• CHALLENGE
Which lines include the word "Gent"? Copy each of them.

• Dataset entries
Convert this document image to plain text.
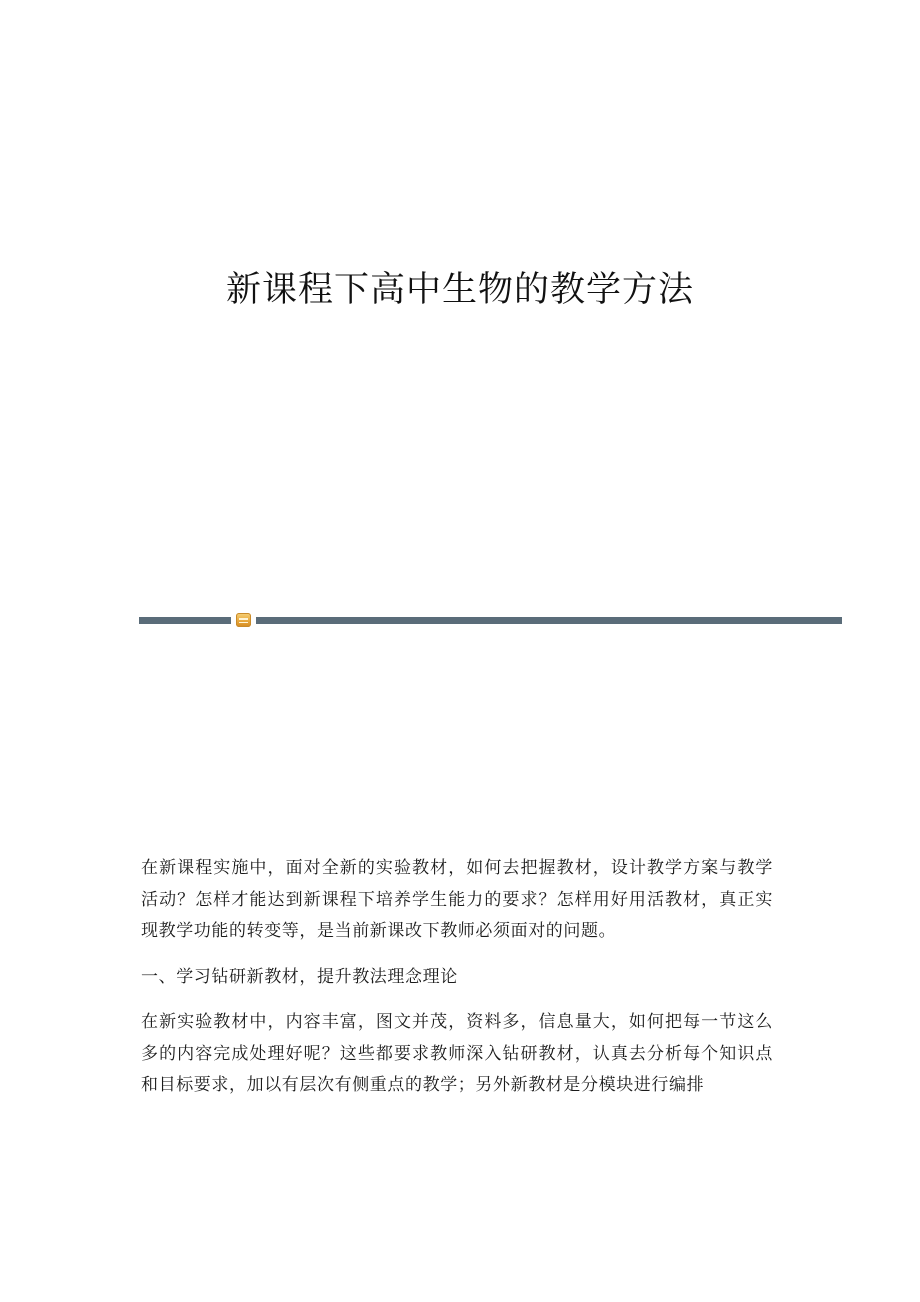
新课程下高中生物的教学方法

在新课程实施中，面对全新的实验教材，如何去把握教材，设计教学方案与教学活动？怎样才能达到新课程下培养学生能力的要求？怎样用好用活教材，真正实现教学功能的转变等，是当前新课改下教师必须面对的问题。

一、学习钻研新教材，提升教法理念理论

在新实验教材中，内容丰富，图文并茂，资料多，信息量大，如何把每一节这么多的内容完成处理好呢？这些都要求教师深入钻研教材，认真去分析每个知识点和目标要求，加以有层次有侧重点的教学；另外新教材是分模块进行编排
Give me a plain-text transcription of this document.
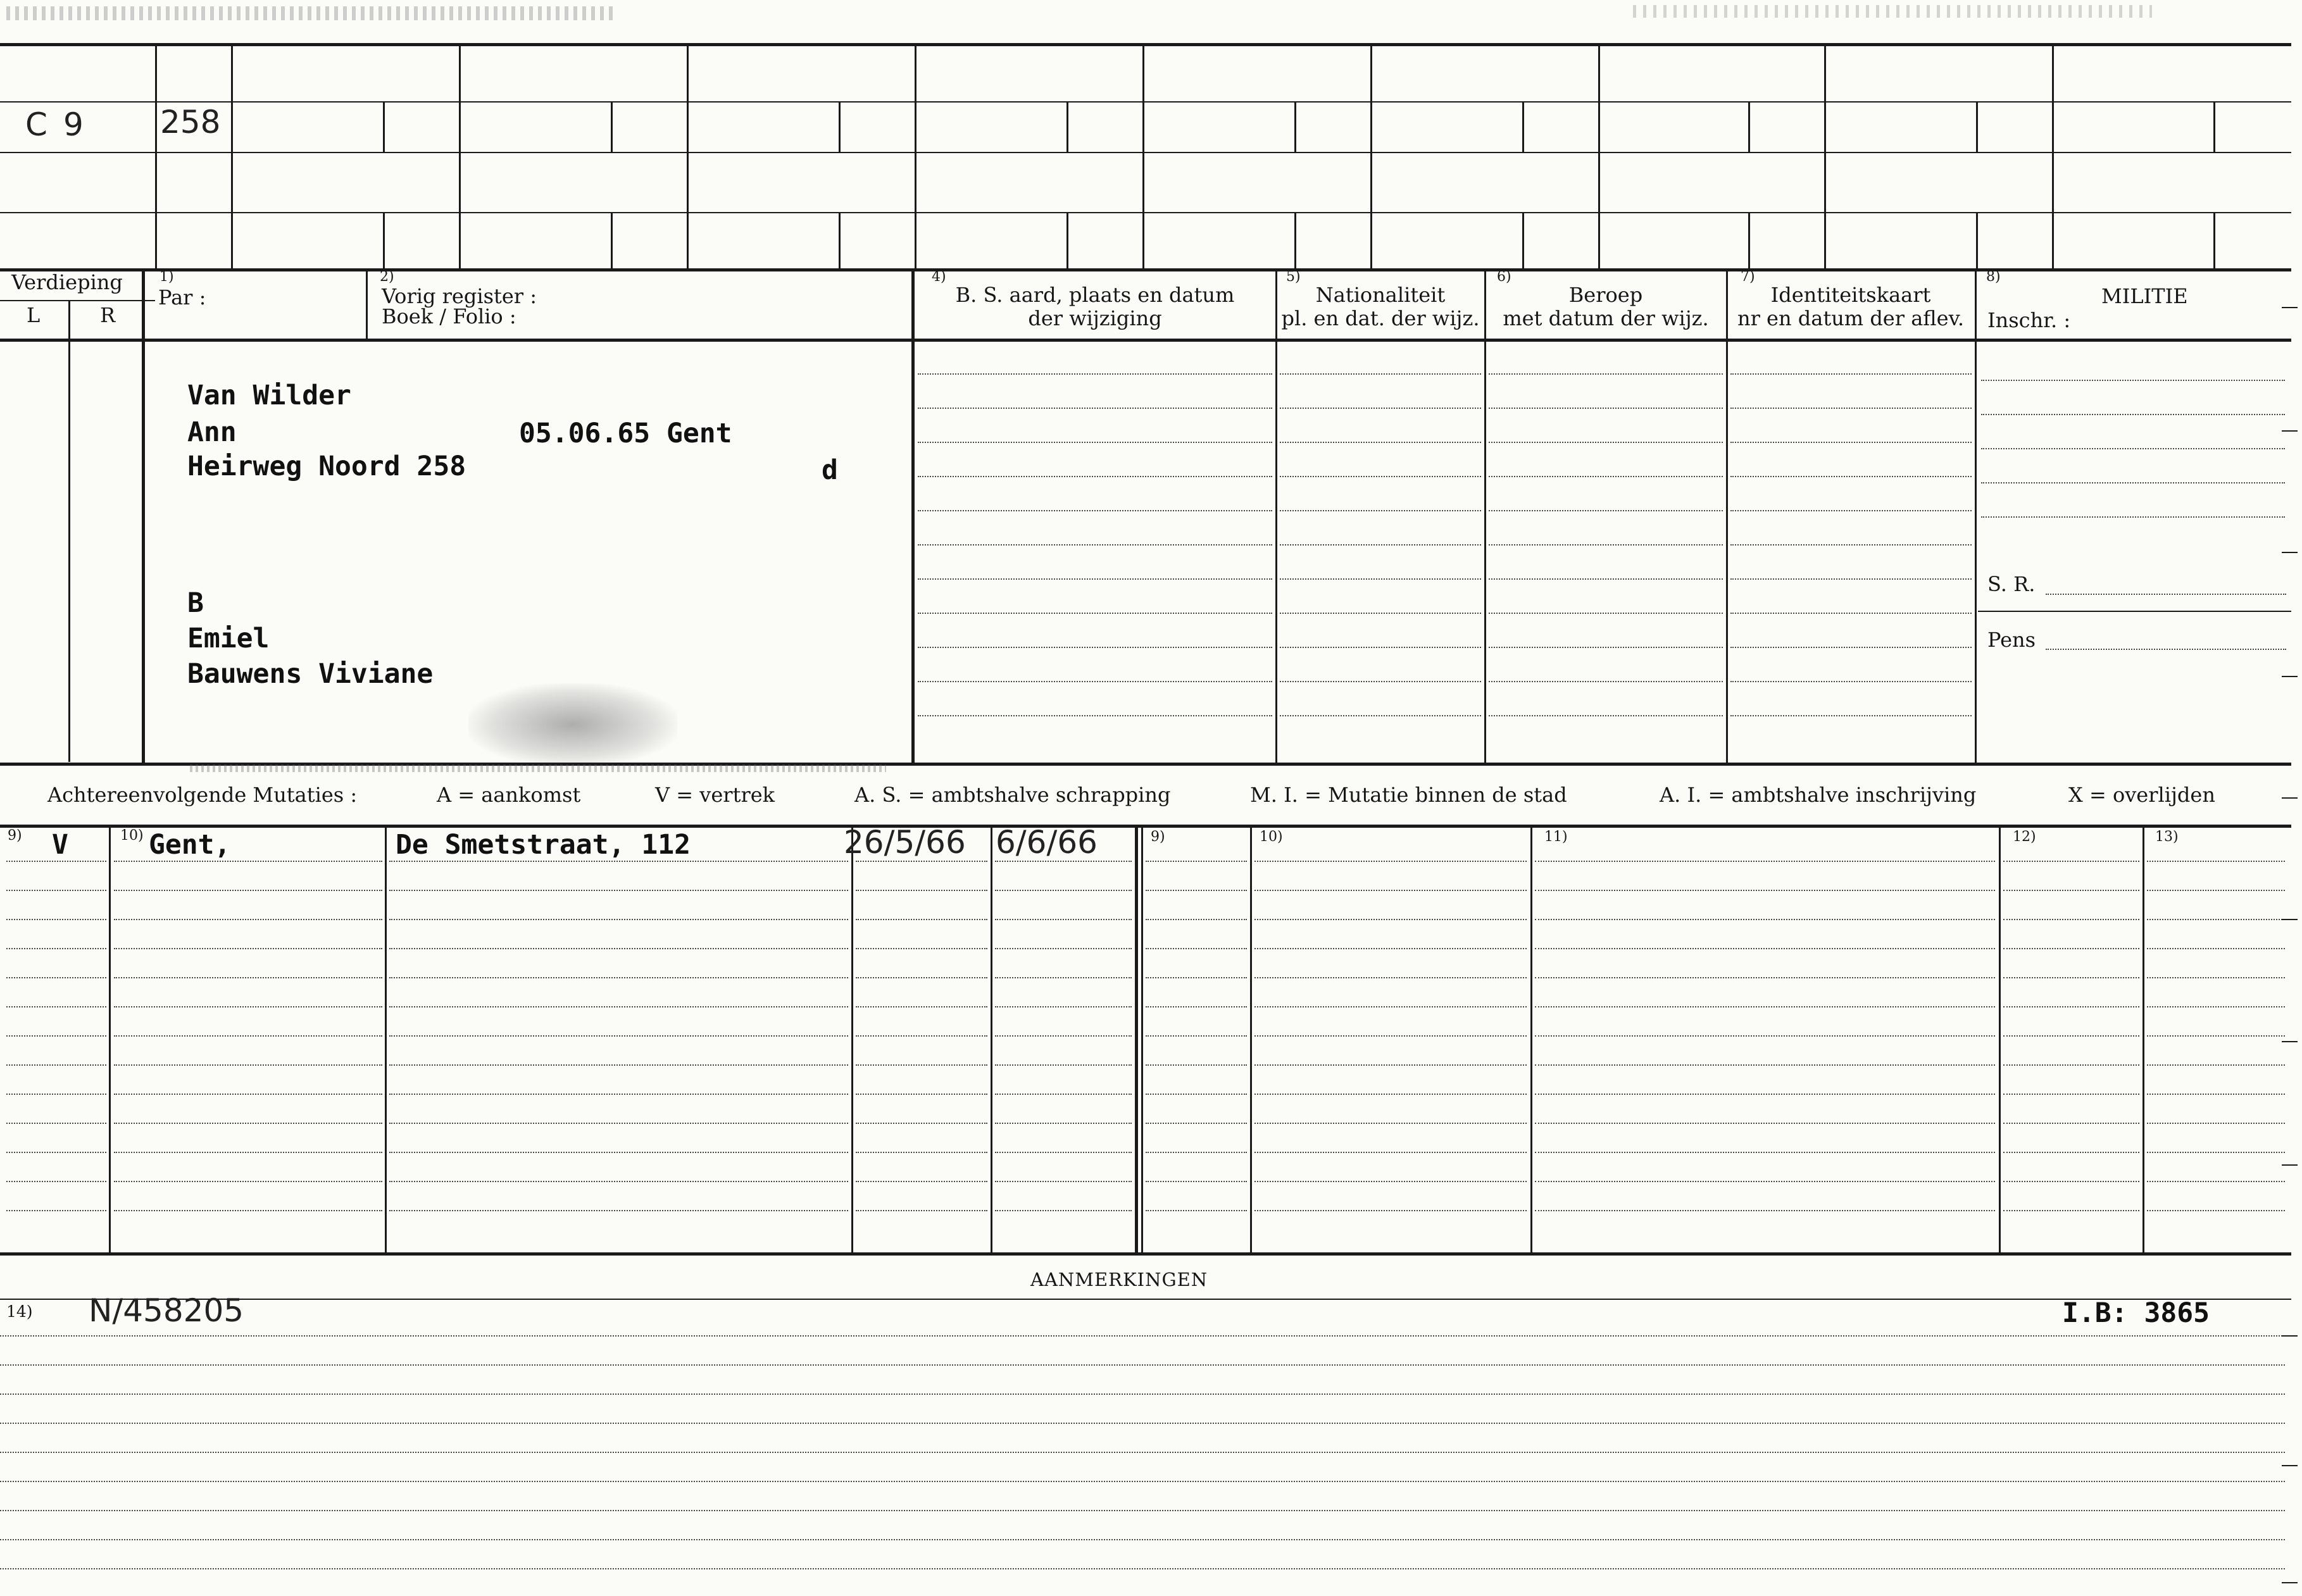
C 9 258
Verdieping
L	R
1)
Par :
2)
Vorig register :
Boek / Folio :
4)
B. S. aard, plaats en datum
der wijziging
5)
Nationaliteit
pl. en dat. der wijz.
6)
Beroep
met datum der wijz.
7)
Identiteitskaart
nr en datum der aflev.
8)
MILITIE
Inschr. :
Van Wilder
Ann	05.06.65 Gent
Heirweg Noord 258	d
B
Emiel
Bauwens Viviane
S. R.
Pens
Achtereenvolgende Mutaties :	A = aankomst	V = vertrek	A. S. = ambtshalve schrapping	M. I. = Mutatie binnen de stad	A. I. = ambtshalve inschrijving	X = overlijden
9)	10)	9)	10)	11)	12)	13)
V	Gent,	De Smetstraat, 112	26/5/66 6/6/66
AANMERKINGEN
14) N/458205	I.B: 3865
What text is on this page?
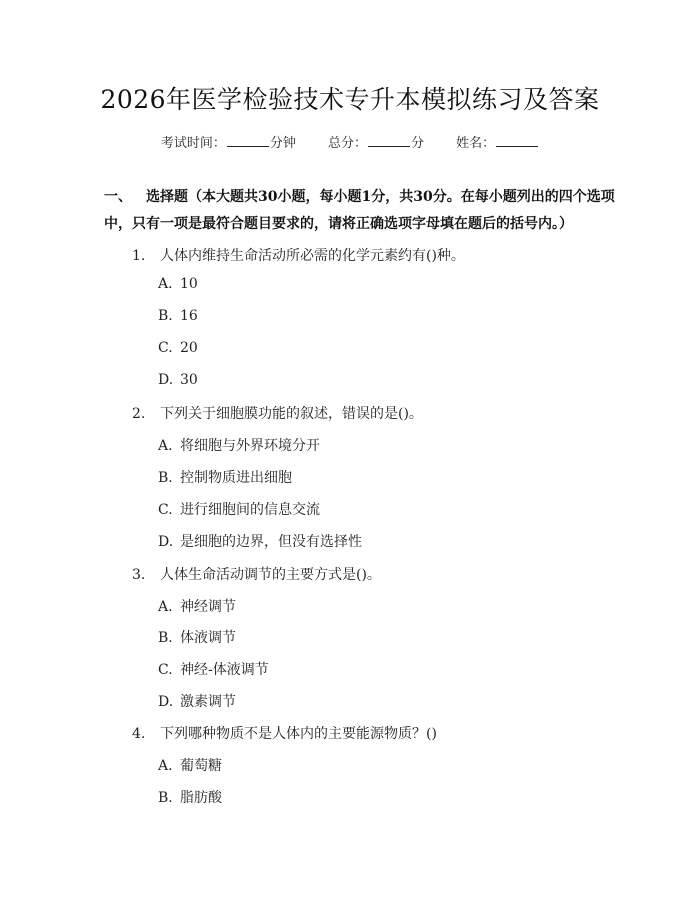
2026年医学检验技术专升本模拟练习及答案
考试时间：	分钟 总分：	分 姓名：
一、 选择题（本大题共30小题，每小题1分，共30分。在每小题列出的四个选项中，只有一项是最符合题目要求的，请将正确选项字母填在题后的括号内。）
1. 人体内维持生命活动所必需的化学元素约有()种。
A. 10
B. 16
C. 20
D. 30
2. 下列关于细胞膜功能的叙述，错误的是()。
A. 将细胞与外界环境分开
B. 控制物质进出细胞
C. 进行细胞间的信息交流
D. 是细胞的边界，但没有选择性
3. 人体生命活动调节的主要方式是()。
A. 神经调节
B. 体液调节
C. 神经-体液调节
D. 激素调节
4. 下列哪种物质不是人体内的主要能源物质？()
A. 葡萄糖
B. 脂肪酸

• COMPLETE ANSWER
Ann	05.06.65 Gent
V	Gent,	De Smetstraat, 112	26/5/66 6/6/66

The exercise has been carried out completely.